Short problem: Go through the listing and set it down exactly, leaving out its pictures.

*****

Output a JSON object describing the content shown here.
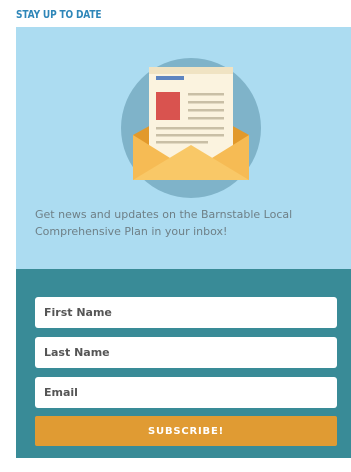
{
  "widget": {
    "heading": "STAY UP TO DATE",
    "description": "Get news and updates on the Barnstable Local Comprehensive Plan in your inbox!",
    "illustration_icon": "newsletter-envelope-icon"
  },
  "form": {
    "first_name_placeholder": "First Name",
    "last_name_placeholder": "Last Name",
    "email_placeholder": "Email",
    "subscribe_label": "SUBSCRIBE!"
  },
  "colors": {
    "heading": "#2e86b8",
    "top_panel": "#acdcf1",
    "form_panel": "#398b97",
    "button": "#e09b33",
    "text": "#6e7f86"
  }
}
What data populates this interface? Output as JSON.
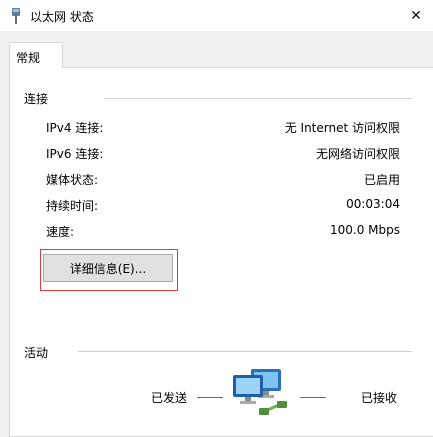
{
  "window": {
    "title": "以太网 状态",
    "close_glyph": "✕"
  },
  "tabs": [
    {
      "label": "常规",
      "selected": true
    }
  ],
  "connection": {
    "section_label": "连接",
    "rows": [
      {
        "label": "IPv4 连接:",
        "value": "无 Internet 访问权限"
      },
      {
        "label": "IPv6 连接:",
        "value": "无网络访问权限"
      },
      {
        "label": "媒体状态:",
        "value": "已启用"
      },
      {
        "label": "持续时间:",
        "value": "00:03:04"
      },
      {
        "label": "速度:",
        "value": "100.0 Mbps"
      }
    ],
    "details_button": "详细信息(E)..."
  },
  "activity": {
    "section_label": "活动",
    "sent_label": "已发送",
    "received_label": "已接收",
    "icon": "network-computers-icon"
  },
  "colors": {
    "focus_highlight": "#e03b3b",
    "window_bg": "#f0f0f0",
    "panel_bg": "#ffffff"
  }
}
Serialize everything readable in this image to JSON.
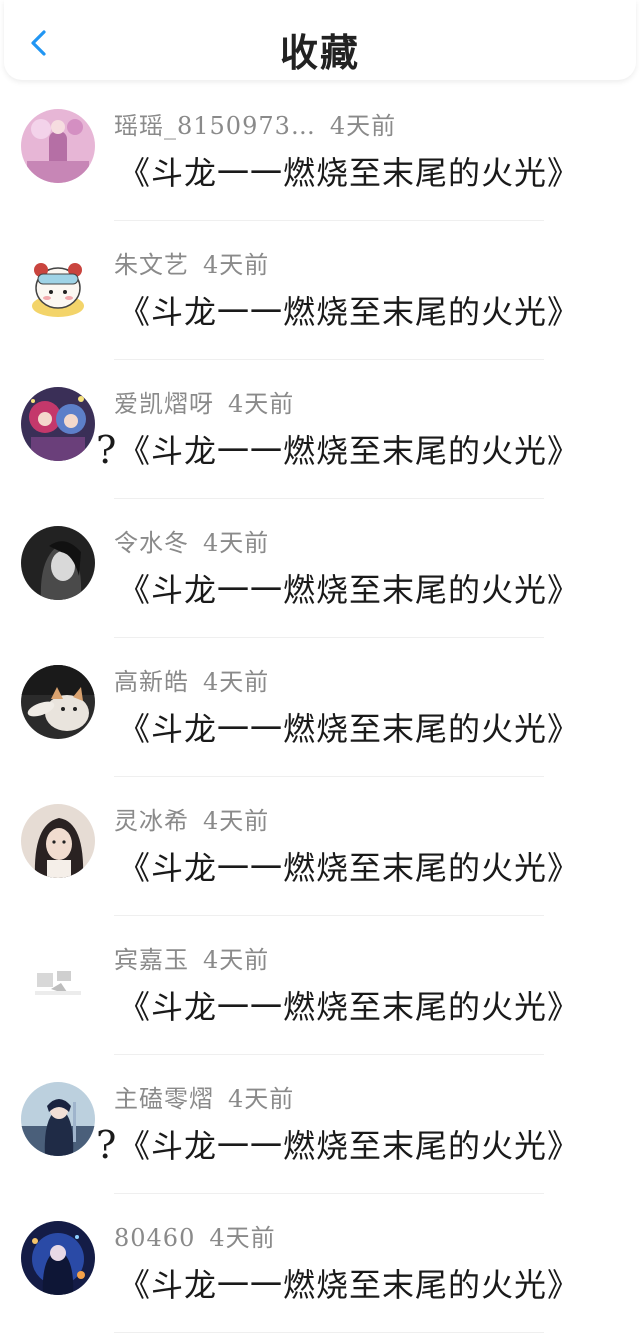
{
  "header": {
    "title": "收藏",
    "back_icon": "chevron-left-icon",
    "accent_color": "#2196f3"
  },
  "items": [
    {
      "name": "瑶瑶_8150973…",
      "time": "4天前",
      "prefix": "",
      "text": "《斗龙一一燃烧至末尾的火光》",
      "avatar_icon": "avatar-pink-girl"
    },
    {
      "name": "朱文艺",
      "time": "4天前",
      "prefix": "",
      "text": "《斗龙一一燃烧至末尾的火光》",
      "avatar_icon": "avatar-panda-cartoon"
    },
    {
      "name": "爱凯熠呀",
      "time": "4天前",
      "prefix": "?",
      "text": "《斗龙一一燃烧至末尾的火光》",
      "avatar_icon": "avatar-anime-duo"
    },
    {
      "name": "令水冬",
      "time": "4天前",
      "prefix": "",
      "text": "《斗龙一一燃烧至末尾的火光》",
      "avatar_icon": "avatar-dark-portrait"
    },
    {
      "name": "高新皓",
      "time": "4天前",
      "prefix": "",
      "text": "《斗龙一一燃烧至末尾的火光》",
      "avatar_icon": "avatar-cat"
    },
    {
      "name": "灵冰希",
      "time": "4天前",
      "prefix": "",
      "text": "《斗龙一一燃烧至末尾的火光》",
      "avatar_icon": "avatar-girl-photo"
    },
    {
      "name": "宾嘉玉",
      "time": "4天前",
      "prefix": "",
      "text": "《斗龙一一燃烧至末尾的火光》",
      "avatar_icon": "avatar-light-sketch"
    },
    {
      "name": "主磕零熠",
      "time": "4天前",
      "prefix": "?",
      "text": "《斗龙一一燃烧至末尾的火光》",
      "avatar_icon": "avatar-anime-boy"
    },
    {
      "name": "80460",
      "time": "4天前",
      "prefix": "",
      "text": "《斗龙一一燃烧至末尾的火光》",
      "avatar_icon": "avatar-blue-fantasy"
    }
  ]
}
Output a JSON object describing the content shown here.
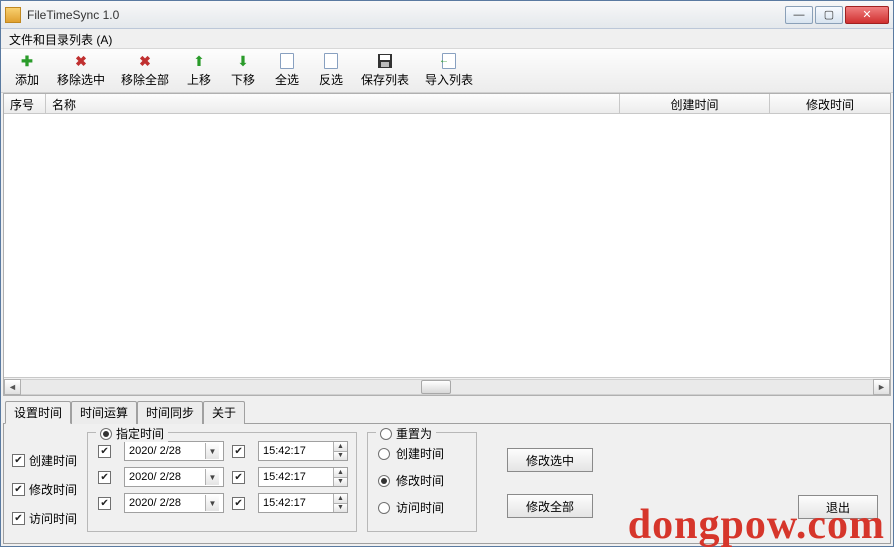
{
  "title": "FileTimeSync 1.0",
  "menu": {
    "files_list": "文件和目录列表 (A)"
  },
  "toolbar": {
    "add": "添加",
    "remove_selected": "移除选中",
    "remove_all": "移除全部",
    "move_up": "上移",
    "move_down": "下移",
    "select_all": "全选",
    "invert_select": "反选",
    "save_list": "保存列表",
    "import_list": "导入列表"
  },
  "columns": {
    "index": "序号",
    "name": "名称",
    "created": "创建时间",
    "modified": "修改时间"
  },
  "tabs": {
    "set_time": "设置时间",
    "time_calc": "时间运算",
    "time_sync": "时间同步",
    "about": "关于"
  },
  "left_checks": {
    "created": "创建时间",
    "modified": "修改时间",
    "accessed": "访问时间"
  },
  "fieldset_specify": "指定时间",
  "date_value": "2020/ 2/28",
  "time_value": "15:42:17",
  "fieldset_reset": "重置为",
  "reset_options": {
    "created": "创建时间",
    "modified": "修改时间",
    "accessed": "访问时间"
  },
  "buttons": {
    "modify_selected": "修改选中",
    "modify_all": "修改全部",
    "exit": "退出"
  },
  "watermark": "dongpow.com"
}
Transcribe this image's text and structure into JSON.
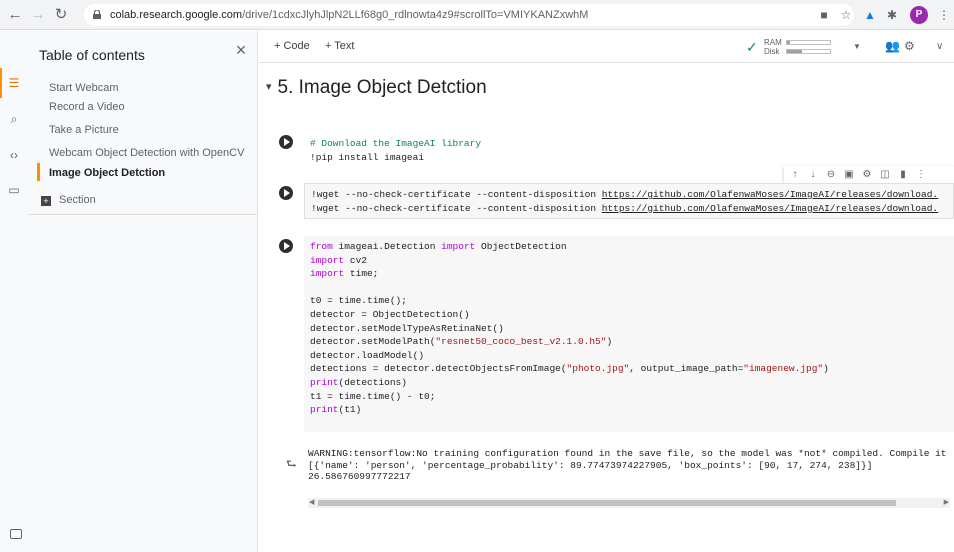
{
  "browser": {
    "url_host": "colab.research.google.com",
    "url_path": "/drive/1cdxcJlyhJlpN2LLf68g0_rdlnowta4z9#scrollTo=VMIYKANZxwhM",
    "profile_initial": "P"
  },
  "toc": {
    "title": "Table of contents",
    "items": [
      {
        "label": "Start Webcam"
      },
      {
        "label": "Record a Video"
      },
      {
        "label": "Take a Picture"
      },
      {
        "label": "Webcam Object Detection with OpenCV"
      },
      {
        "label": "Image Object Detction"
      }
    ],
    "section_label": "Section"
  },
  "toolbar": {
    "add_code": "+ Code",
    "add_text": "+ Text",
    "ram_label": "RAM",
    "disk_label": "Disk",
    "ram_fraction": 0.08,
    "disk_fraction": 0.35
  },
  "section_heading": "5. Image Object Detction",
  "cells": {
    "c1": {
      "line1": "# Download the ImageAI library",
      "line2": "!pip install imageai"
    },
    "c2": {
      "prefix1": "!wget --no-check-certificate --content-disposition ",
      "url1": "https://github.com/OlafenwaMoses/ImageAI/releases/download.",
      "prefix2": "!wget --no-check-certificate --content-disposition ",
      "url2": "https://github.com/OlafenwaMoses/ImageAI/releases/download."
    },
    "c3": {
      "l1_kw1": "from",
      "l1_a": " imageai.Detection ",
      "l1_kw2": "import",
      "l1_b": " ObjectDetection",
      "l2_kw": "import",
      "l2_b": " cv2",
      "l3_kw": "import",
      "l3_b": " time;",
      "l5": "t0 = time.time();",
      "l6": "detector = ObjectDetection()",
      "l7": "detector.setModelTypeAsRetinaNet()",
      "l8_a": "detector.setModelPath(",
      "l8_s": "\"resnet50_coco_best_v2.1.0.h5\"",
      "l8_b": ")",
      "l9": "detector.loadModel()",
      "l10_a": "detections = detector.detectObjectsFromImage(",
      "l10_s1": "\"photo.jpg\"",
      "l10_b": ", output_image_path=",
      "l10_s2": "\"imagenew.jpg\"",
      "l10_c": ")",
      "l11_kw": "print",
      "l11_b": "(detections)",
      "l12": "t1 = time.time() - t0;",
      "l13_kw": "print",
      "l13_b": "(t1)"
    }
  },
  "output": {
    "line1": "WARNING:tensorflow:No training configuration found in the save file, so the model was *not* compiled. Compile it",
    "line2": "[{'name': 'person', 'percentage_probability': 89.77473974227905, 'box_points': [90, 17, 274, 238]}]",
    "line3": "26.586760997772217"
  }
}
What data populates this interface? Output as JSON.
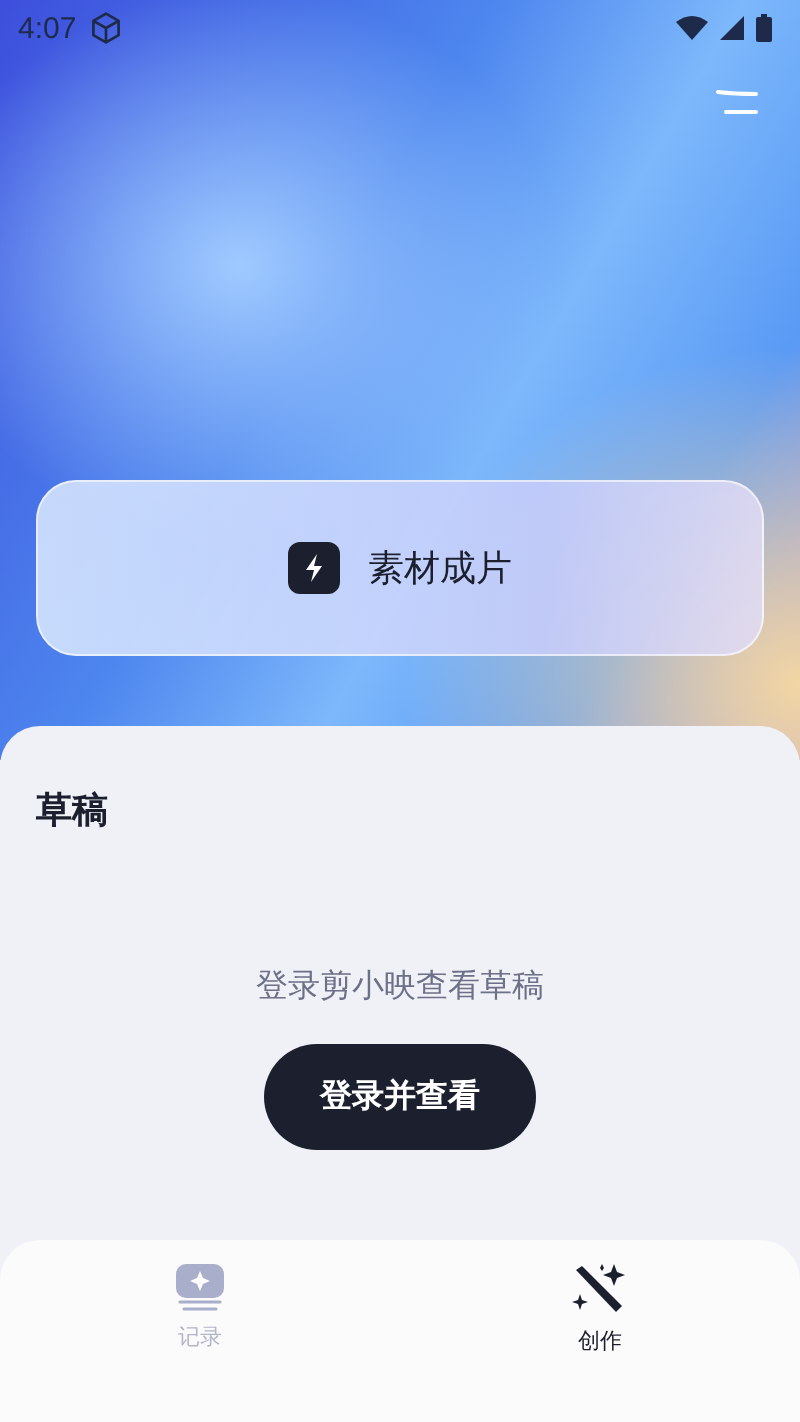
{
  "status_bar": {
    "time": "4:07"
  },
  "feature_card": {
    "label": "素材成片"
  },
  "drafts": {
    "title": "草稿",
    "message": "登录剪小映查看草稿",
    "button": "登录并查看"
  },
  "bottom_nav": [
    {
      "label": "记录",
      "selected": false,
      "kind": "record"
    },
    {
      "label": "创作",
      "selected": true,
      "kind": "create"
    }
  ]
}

*****

Output for this task:
Output a JSON object describing the content shown here.
{
  "widget": {
    "heading": "STAY UP TO DATE",
    "description": "Get news and updates on the Barnstable Local Comprehensive Plan in your inbox!",
    "illustration_icon": "newsletter-envelope-icon"
  },
  "form": {
    "first_name_placeholder": "First Name",
    "last_name_placeholder": "Last Name",
    "email_placeholder": "Email",
    "subscribe_label": "SUBSCRIBE!"
  },
  "colors": {
    "heading": "#2e86b8",
    "top_panel": "#acdcf1",
    "form_panel": "#398b97",
    "button": "#e09b33",
    "text": "#6e7f86"
  }
}
What data populates this interface? Output as JSON.
{
  "window": {
    "title": "以太网 状态",
    "close_glyph": "✕"
  },
  "tabs": [
    {
      "label": "常规",
      "selected": true
    }
  ],
  "connection": {
    "section_label": "连接",
    "rows": [
      {
        "label": "IPv4 连接:",
        "value": "无 Internet 访问权限"
      },
      {
        "label": "IPv6 连接:",
        "value": "无网络访问权限"
      },
      {
        "label": "媒体状态:",
        "value": "已启用"
      },
      {
        "label": "持续时间:",
        "value": "00:03:04"
      },
      {
        "label": "速度:",
        "value": "100.0 Mbps"
      }
    ],
    "details_button": "详细信息(E)..."
  },
  "activity": {
    "section_label": "活动",
    "sent_label": "已发送",
    "received_label": "已接收",
    "icon": "network-computers-icon"
  },
  "colors": {
    "focus_highlight": "#e03b3b",
    "window_bg": "#f0f0f0",
    "panel_bg": "#ffffff"
  }
}
Serialize everything readable in this image to JSON.
{
  "header": {
    "title": "收藏",
    "back_icon": "chevron-left-icon",
    "accent_color": "#2196f3"
  },
  "items": [
    {
      "name": "瑶瑶_8150973…",
      "time": "4天前",
      "prefix": "",
      "text": "《斗龙一一燃烧至末尾的火光》",
      "avatar_icon": "avatar-pink-girl"
    },
    {
      "name": "朱文艺",
      "time": "4天前",
      "prefix": "",
      "text": "《斗龙一一燃烧至末尾的火光》",
      "avatar_icon": "avatar-panda-cartoon"
    },
    {
      "name": "爱凯熠呀",
      "time": "4天前",
      "prefix": "?",
      "text": "《斗龙一一燃烧至末尾的火光》",
      "avatar_icon": "avatar-anime-duo"
    },
    {
      "name": "令水冬",
      "time": "4天前",
      "prefix": "",
      "text": "《斗龙一一燃烧至末尾的火光》",
      "avatar_icon": "avatar-dark-portrait"
    },
    {
      "name": "高新皓",
      "time": "4天前",
      "prefix": "",
      "text": "《斗龙一一燃烧至末尾的火光》",
      "avatar_icon": "avatar-cat"
    },
    {
      "name": "灵冰希",
      "time": "4天前",
      "prefix": "",
      "text": "《斗龙一一燃烧至末尾的火光》",
      "avatar_icon": "avatar-girl-photo"
    },
    {
      "name": "宾嘉玉",
      "time": "4天前",
      "prefix": "",
      "text": "《斗龙一一燃烧至末尾的火光》",
      "avatar_icon": "avatar-light-sketch"
    },
    {
      "name": "主磕零熠",
      "time": "4天前",
      "prefix": "?",
      "text": "《斗龙一一燃烧至末尾的火光》",
      "avatar_icon": "avatar-anime-boy"
    },
    {
      "name": "80460",
      "time": "4天前",
      "prefix": "",
      "text": "《斗龙一一燃烧至末尾的火光》",
      "avatar_icon": "avatar-blue-fantasy"
    }
  ]
}
Output a JSON object describing the content shown here.
{
  "title": "FileTimeSync 1.0",
  "menu": {
    "files_list": "文件和目录列表 (A)"
  },
  "toolbar": {
    "add": "添加",
    "remove_selected": "移除选中",
    "remove_all": "移除全部",
    "move_up": "上移",
    "move_down": "下移",
    "select_all": "全选",
    "invert_select": "反选",
    "save_list": "保存列表",
    "import_list": "导入列表"
  },
  "columns": {
    "index": "序号",
    "name": "名称",
    "created": "创建时间",
    "modified": "修改时间"
  },
  "tabs": {
    "set_time": "设置时间",
    "time_calc": "时间运算",
    "time_sync": "时间同步",
    "about": "关于"
  },
  "left_checks": {
    "created": "创建时间",
    "modified": "修改时间",
    "accessed": "访问时间"
  },
  "fieldset_specify": "指定时间",
  "date_value": "2020/ 2/28",
  "time_value": "15:42:17",
  "fieldset_reset": "重置为",
  "reset_options": {
    "created": "创建时间",
    "modified": "修改时间",
    "accessed": "访问时间"
  },
  "buttons": {
    "modify_selected": "修改选中",
    "modify_all": "修改全部",
    "exit": "退出"
  },
  "watermark": "dongpow.com"
}
Transcribe this image's text and structure into JSON.
{
  "browser": {
    "url_host": "colab.research.google.com",
    "url_path": "/drive/1cdxcJlyhJlpN2LLf68g0_rdlnowta4z9#scrollTo=VMIYKANZxwhM",
    "profile_initial": "P"
  },
  "toc": {
    "title": "Table of contents",
    "items": [
      {
        "label": "Start Webcam"
      },
      {
        "label": "Record a Video"
      },
      {
        "label": "Take a Picture"
      },
      {
        "label": "Webcam Object Detection with OpenCV"
      },
      {
        "label": "Image Object Detction"
      }
    ],
    "section_label": "Section"
  },
  "toolbar": {
    "add_code": "+ Code",
    "add_text": "+ Text",
    "ram_label": "RAM",
    "disk_label": "Disk",
    "ram_fraction": 0.08,
    "disk_fraction": 0.35
  },
  "section_heading": "5. Image Object Detction",
  "cells": {
    "c1": {
      "line1": "# Download the ImageAI library",
      "line2": "!pip install imageai"
    },
    "c2": {
      "prefix1": "!wget --no-check-certificate --content-disposition ",
      "url1": "https://github.com/OlafenwaMoses/ImageAI/releases/download.",
      "prefix2": "!wget --no-check-certificate --content-disposition ",
      "url2": "https://github.com/OlafenwaMoses/ImageAI/releases/download."
    },
    "c3": {
      "l1_kw1": "from",
      "l1_a": " imageai.Detection ",
      "l1_kw2": "import",
      "l1_b": " ObjectDetection",
      "l2_kw": "import",
      "l2_b": " cv2",
      "l3_kw": "import",
      "l3_b": " time;",
      "l5": "t0 = time.time();",
      "l6": "detector = ObjectDetection()",
      "l7": "detector.setModelTypeAsRetinaNet()",
      "l8_a": "detector.setModelPath(",
      "l8_s": "\"resnet50_coco_best_v2.1.0.h5\"",
      "l8_b": ")",
      "l9": "detector.loadModel()",
      "l10_a": "detections = detector.detectObjectsFromImage(",
      "l10_s1": "\"photo.jpg\"",
      "l10_b": ", output_image_path=",
      "l10_s2": "\"imagenew.jpg\"",
      "l10_c": ")",
      "l11_kw": "print",
      "l11_b": "(detections)",
      "l12": "t1 = time.time() - t0;",
      "l13_kw": "print",
      "l13_b": "(t1)"
    }
  },
  "output": {
    "line1": "WARNING:tensorflow:No training configuration found in the save file, so the model was *not* compiled. Compile it",
    "line2": "[{'name': 'person', 'percentage_probability': 89.77473974227905, 'box_points': [90, 17, 274, 238]}]",
    "line3": "26.586760997772217"
  }
}
What data populates this interface? Output as JSON.
{
  "status_bar": {
    "time": "4:07"
  },
  "feature_card": {
    "label": "素材成片"
  },
  "drafts": {
    "title": "草稿",
    "message": "登录剪小映查看草稿",
    "button": "登录并查看"
  },
  "bottom_nav": [
    {
      "label": "记录",
      "selected": false,
      "kind": "record"
    },
    {
      "label": "创作",
      "selected": true,
      "kind": "create"
    }
  ]
}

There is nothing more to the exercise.